"""
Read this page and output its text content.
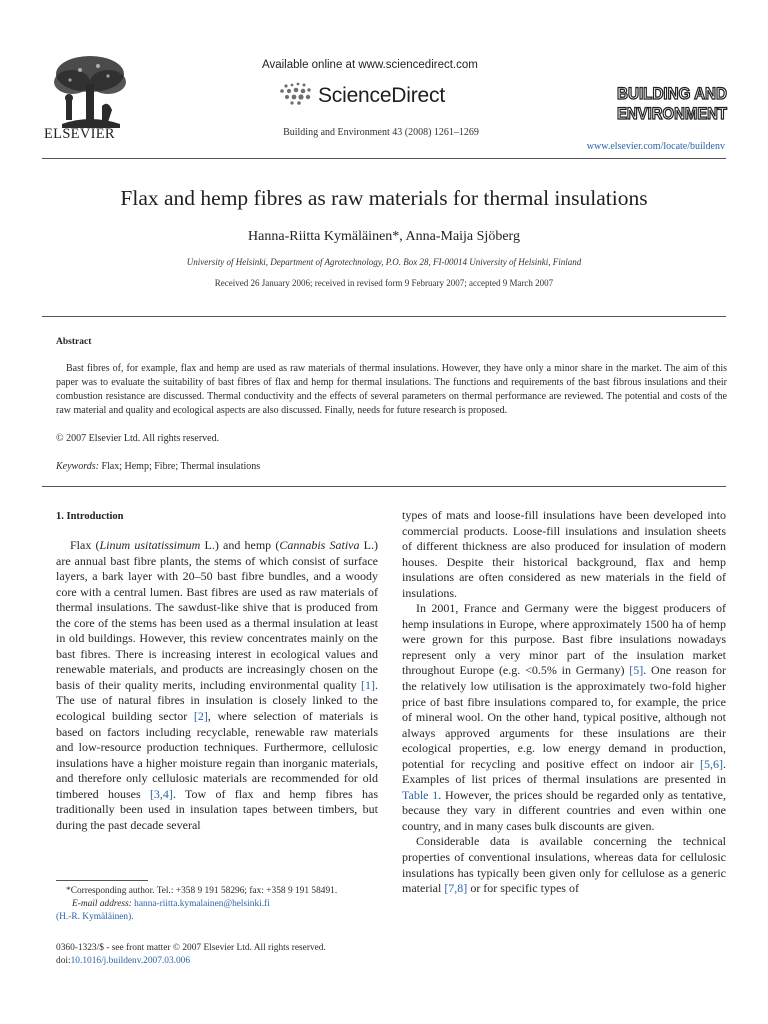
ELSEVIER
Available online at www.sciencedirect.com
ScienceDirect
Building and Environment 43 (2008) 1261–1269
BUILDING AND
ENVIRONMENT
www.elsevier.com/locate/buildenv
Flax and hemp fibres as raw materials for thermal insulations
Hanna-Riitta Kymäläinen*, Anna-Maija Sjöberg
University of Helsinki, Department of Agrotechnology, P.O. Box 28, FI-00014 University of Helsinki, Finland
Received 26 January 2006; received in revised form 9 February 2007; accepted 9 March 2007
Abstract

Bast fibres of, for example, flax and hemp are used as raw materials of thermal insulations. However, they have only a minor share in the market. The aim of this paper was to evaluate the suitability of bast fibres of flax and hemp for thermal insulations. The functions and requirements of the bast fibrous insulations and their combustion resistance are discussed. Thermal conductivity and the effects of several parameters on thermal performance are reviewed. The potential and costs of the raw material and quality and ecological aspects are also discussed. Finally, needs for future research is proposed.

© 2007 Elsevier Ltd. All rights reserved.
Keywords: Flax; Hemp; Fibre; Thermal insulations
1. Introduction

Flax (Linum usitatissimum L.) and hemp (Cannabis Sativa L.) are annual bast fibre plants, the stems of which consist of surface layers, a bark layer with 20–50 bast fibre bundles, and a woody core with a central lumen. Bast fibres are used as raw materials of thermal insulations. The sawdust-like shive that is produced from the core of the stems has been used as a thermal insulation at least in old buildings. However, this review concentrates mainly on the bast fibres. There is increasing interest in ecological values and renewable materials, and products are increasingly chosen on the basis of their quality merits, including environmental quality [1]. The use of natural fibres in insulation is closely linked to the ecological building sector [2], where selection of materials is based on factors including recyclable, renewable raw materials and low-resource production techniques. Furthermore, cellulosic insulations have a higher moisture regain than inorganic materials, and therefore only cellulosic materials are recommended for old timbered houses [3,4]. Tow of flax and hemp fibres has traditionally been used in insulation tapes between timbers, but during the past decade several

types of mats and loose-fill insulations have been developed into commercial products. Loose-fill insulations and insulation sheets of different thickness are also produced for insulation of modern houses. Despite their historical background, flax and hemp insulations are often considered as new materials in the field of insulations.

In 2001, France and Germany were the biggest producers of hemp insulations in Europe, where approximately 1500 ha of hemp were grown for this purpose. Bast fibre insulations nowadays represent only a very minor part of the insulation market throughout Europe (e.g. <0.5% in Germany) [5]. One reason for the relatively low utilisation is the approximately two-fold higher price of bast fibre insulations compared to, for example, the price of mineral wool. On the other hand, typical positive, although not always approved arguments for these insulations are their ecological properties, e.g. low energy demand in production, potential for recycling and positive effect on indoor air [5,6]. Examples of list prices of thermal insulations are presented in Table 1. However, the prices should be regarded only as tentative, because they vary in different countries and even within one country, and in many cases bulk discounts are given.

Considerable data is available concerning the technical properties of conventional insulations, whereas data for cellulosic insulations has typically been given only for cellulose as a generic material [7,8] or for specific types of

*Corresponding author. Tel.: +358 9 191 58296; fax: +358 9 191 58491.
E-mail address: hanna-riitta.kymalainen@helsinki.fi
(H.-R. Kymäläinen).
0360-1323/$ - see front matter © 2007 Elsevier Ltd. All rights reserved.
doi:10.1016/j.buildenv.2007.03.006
"""
STATED GOAL: From the data, pick out every line that includes "types".

OUTPUT OF THE TASK:
types of mats and loose-fill insulations have been developed into commercial products. Loose-fill insulations and insulation sheets of different thickness are also produced for insulation of modern houses. Despite their historical background, flax and hemp insulations are often considered as new materials in the field of insulations.
Considerable data is available concerning the technical properties of conventional insulations, whereas data for cellulosic insulations has typically been given only for cellulose as a generic material [7,8] or for specific types of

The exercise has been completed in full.